## START Source extract

F I L E D
United States Court of Appeals
Tenth Circuit
UNITED STATES COURT OF APPEALS
APR 18 2003
TENTH CIRCUIT
PATRICK FISHER
Clerk
TONY ROBINSON,
Petitioner-Appellant, Nos. 02-6366, 02-6391
v. (D.C. No. CIV-01-1683-A)
DAYTON J. POPPELL, Warden, (W. D. Okla.)
Respondent-Appellee.
ORDER AND JUDGMENT *
Before EBEL , HENRY , and HARTZ , Circuit Judges.
Petitioner pro se Tony Robinson is a prisoner in the custody of the state of
Oklahoma. He received his prison sentence in 1999, after pleading guilty to two
counts of shooting with intent to kill and one count of possession of a firearm
after a felony conviction. On October 25, 2001, Petitioner filed an application for
a writ of habeas corpus under 28 U.S.C. § 2254. Following the recommendation
of a United States Magistrate Judge, the district court dismissed the petition as
untimely in an order entered October 25, 2002. Petitioner now seeks a Certificate
*
This order and judgment is not binding precedent, except under the
doctrines of law of the case, res judicata, and collateral estoppel. The court
generally disfavors the citation of orders and judgments; nevertheless, an order
and judgment may be cited under the terms and conditions of 10th Cir. R. 36.3.

## END Source extract
## START Data supplied

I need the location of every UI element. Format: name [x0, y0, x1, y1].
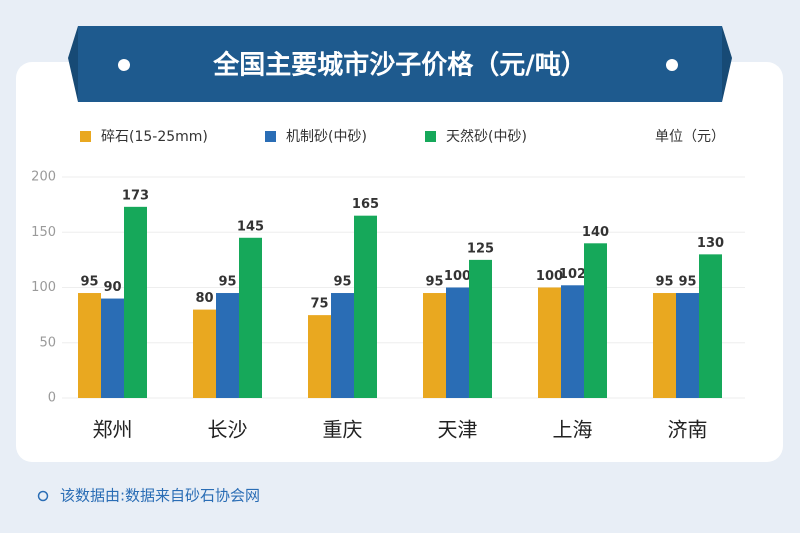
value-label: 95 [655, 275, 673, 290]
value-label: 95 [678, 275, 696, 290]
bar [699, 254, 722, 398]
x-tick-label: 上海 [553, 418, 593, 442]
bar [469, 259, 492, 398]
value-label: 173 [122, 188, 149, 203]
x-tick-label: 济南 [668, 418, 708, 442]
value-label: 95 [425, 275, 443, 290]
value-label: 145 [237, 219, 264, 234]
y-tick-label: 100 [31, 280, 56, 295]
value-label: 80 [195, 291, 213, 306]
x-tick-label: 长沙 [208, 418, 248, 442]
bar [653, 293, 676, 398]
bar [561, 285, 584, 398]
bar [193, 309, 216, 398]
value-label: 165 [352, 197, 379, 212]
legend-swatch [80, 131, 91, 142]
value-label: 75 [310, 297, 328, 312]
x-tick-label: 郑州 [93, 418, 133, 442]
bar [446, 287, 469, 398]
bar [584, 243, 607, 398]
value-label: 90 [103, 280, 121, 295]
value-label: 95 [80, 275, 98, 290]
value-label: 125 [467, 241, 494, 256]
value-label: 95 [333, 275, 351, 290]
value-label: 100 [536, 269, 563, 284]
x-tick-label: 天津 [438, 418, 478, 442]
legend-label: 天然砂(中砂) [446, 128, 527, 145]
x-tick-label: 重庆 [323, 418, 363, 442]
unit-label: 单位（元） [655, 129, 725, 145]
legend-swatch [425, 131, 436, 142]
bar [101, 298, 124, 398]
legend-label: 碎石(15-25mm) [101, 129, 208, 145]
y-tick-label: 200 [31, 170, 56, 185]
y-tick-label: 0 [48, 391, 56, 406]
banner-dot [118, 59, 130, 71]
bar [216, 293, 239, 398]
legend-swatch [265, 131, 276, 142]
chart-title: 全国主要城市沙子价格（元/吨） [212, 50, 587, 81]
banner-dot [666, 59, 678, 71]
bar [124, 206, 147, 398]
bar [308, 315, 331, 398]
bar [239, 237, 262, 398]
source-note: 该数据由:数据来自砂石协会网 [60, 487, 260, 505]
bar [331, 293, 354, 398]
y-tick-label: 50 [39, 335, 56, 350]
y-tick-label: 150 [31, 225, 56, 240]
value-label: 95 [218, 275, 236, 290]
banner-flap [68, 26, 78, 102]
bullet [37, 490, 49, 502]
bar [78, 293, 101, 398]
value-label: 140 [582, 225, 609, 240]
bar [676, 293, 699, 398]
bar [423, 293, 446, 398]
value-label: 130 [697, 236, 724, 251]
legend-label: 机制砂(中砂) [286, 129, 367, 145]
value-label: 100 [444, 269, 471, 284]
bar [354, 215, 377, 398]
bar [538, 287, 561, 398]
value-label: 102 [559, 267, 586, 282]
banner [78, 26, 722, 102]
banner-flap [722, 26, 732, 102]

## END Data supplied
## START Data supplied

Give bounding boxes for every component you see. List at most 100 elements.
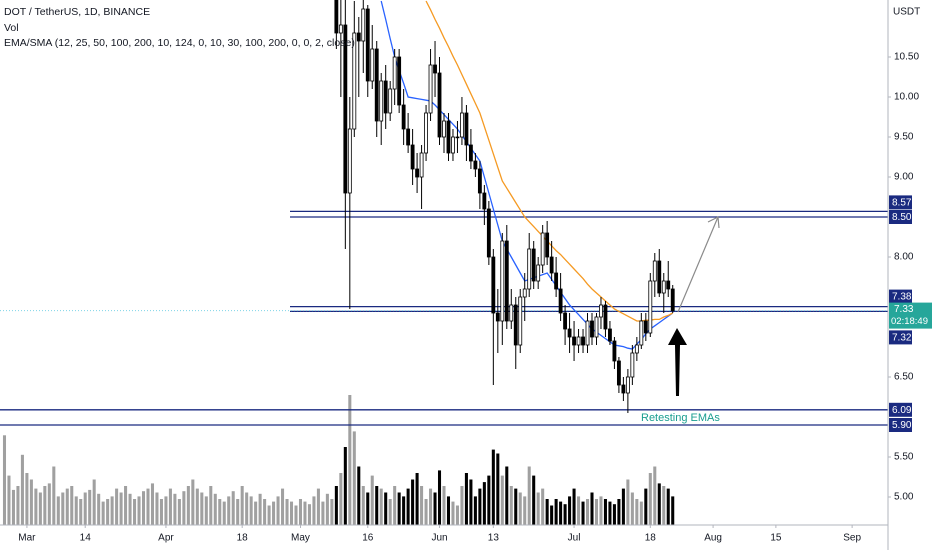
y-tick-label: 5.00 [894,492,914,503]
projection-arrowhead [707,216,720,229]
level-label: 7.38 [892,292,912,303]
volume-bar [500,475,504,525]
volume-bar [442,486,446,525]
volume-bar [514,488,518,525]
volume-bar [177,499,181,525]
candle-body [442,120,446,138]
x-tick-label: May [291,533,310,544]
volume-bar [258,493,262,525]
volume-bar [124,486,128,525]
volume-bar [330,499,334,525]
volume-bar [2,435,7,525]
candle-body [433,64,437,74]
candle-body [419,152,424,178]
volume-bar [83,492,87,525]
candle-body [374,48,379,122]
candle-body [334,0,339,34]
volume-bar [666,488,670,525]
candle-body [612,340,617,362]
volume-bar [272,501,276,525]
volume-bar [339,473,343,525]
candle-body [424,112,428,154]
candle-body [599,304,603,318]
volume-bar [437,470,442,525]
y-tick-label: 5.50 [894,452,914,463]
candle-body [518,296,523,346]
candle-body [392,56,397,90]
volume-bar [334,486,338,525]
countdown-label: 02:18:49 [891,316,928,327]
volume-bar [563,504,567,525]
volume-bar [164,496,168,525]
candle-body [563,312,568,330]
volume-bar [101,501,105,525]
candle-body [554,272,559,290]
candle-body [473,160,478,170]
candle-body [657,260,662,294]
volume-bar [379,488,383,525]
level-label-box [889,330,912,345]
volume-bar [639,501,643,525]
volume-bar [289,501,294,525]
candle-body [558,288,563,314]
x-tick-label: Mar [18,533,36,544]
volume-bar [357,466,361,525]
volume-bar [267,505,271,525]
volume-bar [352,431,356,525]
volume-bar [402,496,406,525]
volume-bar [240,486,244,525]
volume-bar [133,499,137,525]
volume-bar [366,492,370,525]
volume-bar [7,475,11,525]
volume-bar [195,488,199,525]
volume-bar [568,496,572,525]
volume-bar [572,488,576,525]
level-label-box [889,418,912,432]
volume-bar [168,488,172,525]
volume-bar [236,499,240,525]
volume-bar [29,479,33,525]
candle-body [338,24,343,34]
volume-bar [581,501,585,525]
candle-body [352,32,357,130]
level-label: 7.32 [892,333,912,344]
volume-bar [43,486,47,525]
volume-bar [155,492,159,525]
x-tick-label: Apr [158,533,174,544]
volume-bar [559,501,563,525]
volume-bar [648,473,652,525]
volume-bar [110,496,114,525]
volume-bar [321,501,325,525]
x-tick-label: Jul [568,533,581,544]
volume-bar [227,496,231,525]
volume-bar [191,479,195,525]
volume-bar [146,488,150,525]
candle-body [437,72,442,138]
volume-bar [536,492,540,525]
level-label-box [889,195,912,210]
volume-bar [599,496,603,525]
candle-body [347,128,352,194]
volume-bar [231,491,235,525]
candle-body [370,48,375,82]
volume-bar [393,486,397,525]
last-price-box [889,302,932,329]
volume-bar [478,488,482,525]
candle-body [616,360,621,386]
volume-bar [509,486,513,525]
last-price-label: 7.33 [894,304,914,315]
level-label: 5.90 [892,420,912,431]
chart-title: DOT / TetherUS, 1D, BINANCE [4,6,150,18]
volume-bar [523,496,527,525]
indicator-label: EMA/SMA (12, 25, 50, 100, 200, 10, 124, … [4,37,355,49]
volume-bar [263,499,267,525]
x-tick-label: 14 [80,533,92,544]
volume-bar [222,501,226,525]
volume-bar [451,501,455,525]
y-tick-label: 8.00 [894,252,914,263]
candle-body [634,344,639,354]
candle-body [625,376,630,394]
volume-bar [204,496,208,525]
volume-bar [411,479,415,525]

## END Data supplied

▶ _Exercise 1_: According to the court order, on what ground did the district court dismiss Robinson's habeas petition, and whose recommendation did it follow? Answer in one to three sentences.
▶ _Exercise 2_: In the court order, on what date did Robinson file his application for a writ of habeas corpus?
▶ _Exercise 3_: Extract from the court order the passage starting with "Petitioner pro se" and going on through "Cir. R. 36.3.".

▶ _Exercise response 1_: The district court dismissed the petition as untimely, in an order entered October 25, 2002. It acted on the recommendation of a United States Magistrate Judge.

▶ _Exercise response 2_: October 25, 2001.

▶ _Exercise response 3_:
Petitioner pro se Tony Robinson is a prisoner in the custody of the state of
Oklahoma. He received his prison sentence in 1999, after pleading guilty to two
counts of shooting with intent to kill and one count of possession of a firearm
after a felony conviction. On October 25, 2001, Petitioner filed an application for
a writ of habeas corpus under 28 U.S.C. § 2254. Following the recommendation
of a United States Magistrate Judge, the district court dismissed the petition as
untimely in an order entered October 25, 2002. Petitioner now seeks a Certificate
*
This order and judgment is not binding precedent, except under the
doctrines of law of the case, res judicata, and collateral estoppel. The court
generally disfavors the citation of orders and judgments; nevertheless, an order
and judgment may be cited under the terms and conditions of 10th Cir. R. 36.3.